__Objective__.
The data below must be copied in full and without any change.

__Data rows__.
※

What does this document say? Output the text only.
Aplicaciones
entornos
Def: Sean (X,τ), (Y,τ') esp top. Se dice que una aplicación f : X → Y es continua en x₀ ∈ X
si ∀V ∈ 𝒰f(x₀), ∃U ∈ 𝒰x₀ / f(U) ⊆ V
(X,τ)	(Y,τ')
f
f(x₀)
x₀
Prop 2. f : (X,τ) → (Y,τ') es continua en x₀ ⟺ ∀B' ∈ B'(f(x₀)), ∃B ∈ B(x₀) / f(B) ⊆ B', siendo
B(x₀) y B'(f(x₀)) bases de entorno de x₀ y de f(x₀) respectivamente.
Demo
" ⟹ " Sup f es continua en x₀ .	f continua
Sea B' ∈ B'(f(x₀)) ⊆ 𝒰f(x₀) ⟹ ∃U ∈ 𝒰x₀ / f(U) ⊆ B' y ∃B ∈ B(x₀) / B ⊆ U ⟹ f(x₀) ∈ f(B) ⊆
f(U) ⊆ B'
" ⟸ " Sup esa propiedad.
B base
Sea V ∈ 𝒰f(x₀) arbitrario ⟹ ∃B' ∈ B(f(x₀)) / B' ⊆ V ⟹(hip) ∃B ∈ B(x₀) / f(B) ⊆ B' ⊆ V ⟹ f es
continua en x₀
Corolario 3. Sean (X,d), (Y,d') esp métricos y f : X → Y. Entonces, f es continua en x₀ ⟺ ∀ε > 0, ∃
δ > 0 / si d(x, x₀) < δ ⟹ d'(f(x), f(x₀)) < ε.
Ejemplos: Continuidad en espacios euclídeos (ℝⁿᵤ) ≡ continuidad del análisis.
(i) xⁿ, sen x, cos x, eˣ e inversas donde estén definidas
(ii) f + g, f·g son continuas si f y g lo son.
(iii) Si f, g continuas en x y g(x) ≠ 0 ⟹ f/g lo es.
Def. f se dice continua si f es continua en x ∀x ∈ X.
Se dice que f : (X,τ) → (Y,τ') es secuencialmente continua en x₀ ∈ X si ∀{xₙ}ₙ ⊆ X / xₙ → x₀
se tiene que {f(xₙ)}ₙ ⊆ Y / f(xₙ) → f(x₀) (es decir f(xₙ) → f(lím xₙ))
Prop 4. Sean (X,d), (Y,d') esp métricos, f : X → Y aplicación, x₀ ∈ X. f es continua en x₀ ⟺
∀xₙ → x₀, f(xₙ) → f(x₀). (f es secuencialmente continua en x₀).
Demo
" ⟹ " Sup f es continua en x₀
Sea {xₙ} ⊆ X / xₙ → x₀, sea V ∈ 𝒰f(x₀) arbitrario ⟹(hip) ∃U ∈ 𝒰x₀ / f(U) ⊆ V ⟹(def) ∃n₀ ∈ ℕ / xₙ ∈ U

※

__Task solution__.
What does this document say? Output the text only.
Aplicaciones
entornos
Def: Sean (X,τ), (Y,τ') esp top. Se dice que una aplicación f : X → Y es continua en x₀ ∈ X
si ∀V ∈ 𝒰f(x₀), ∃U ∈ 𝒰x₀ / f(U) ⊆ V
(X,τ)	(Y,τ')
f
f(x₀)
x₀
Prop 2. f : (X,τ) → (Y,τ') es continua en x₀ ⟺ ∀B' ∈ B'(f(x₀)), ∃B ∈ B(x₀) / f(B) ⊆ B', siendo
B(x₀) y B'(f(x₀)) bases de entorno de x₀ y de f(x₀) respectivamente.
Demo
" ⟹ " Sup f es continua en x₀ .	f continua
Sea B' ∈ B'(f(x₀)) ⊆ 𝒰f(x₀) ⟹ ∃U ∈ 𝒰x₀ / f(U) ⊆ B' y ∃B ∈ B(x₀) / B ⊆ U ⟹ f(x₀) ∈ f(B) ⊆
f(U) ⊆ B'
" ⟸ " Sup esa propiedad.
B base
Sea V ∈ 𝒰f(x₀) arbitrario ⟹ ∃B' ∈ B(f(x₀)) / B' ⊆ V ⟹(hip) ∃B ∈ B(x₀) / f(B) ⊆ B' ⊆ V ⟹ f es
continua en x₀
Corolario 3. Sean (X,d), (Y,d') esp métricos y f : X → Y. Entonces, f es continua en x₀ ⟺ ∀ε > 0, ∃
δ > 0 / si d(x, x₀) < δ ⟹ d'(f(x), f(x₀)) < ε.
Ejemplos: Continuidad en espacios euclídeos (ℝⁿᵤ) ≡ continuidad del análisis.
(i) xⁿ, sen x, cos x, eˣ e inversas donde estén definidas
(ii) f + g, f·g son continuas si f y g lo son.
(iii) Si f, g continuas en x y g(x) ≠ 0 ⟹ f/g lo es.
Def. f se dice continua si f es continua en x ∀x ∈ X.
Se dice que f : (X,τ) → (Y,τ') es secuencialmente continua en x₀ ∈ X si ∀{xₙ}ₙ ⊆ X / xₙ → x₀
se tiene que {f(xₙ)}ₙ ⊆ Y / f(xₙ) → f(x₀) (es decir f(xₙ) → f(lím xₙ))
Prop 4. Sean (X,d), (Y,d') esp métricos, f : X → Y aplicación, x₀ ∈ X. f es continua en x₀ ⟺
∀xₙ → x₀, f(xₙ) → f(x₀). (f es secuencialmente continua en x₀).
Demo
" ⟹ " Sup f es continua en x₀
Sea {xₙ} ⊆ X / xₙ → x₀, sea V ∈ 𝒰f(x₀) arbitrario ⟹(hip) ∃U ∈ 𝒰x₀ / f(U) ⊆ V ⟹(def) ∃n₀ ∈ ℕ / xₙ ∈ U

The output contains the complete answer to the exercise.